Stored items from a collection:
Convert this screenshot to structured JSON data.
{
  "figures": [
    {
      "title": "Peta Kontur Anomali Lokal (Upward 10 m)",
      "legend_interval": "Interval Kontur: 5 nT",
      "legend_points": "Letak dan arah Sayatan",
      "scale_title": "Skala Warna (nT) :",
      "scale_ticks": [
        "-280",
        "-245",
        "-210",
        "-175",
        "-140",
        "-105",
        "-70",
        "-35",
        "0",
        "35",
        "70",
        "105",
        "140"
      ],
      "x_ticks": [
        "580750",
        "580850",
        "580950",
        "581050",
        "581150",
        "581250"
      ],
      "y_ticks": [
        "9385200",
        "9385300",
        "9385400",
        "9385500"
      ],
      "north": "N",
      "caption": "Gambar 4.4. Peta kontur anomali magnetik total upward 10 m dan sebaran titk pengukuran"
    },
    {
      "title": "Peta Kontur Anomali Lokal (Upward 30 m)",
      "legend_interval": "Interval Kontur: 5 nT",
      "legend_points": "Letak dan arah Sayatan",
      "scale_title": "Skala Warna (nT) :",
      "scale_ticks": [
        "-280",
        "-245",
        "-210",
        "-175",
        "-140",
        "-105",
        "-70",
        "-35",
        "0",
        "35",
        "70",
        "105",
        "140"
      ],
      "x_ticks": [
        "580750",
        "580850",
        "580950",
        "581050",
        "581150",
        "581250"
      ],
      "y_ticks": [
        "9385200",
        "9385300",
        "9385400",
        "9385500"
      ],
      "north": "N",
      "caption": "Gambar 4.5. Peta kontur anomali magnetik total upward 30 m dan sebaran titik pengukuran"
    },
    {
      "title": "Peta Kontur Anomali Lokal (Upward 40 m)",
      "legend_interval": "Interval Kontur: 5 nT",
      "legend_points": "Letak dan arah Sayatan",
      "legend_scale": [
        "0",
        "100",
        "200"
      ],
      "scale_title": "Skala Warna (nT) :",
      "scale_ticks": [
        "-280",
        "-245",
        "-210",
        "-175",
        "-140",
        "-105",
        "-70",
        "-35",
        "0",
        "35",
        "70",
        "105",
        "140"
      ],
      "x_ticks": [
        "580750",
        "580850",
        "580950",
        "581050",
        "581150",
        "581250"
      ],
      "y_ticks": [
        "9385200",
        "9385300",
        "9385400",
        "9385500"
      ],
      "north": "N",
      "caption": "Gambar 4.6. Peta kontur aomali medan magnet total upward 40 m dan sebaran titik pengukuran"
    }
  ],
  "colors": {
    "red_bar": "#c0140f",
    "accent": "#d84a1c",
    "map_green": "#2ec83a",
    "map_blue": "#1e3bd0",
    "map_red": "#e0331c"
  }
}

Set exercise: Repeat the listing above without any change.

Exercise answer:
Convert this screenshot to structured JSON data.
{
  "figures": [
    {
      "title": "Peta Kontur Anomali Lokal (Upward 10 m)",
      "legend_interval": "Interval Kontur: 5 nT",
      "legend_points": "Letak dan arah Sayatan",
      "scale_title": "Skala Warna (nT) :",
      "scale_ticks": [
        "-280",
        "-245",
        "-210",
        "-175",
        "-140",
        "-105",
        "-70",
        "-35",
        "0",
        "35",
        "70",
        "105",
        "140"
      ],
      "x_ticks": [
        "580750",
        "580850",
        "580950",
        "581050",
        "581150",
        "581250"
      ],
      "y_ticks": [
        "9385200",
        "9385300",
        "9385400",
        "9385500"
      ],
      "north": "N",
      "caption": "Gambar 4.4. Peta kontur anomali magnetik total upward 10 m dan sebaran titk pengukuran"
    },
    {
      "title": "Peta Kontur Anomali Lokal (Upward 30 m)",
      "legend_interval": "Interval Kontur: 5 nT",
      "legend_points": "Letak dan arah Sayatan",
      "scale_title": "Skala Warna (nT) :",
      "scale_ticks": [
        "-280",
        "-245",
        "-210",
        "-175",
        "-140",
        "-105",
        "-70",
        "-35",
        "0",
        "35",
        "70",
        "105",
        "140"
      ],
      "x_ticks": [
        "580750",
        "580850",
        "580950",
        "581050",
        "581150",
        "581250"
      ],
      "y_ticks": [
        "9385200",
        "9385300",
        "9385400",
        "9385500"
      ],
      "north": "N",
      "caption": "Gambar 4.5. Peta kontur anomali magnetik total upward 30 m dan sebaran titik pengukuran"
    },
    {
      "title": "Peta Kontur Anomali Lokal (Upward 40 m)",
      "legend_interval": "Interval Kontur: 5 nT",
      "legend_points": "Letak dan arah Sayatan",
      "legend_scale": [
        "0",
        "100",
        "200"
      ],
      "scale_title": "Skala Warna (nT) :",
      "scale_ticks": [
        "-280",
        "-245",
        "-210",
        "-175",
        "-140",
        "-105",
        "-70",
        "-35",
        "0",
        "35",
        "70",
        "105",
        "140"
      ],
      "x_ticks": [
        "580750",
        "580850",
        "580950",
        "581050",
        "581150",
        "581250"
      ],
      "y_ticks": [
        "9385200",
        "9385300",
        "9385400",
        "9385500"
      ],
      "north": "N",
      "caption": "Gambar 4.6. Peta kontur aomali medan magnet total upward 40 m dan sebaran titik pengukuran"
    }
  ],
  "colors": {
    "red_bar": "#c0140f",
    "accent": "#d84a1c",
    "map_green": "#2ec83a",
    "map_blue": "#1e3bd0",
    "map_red": "#e0331c"
  }
}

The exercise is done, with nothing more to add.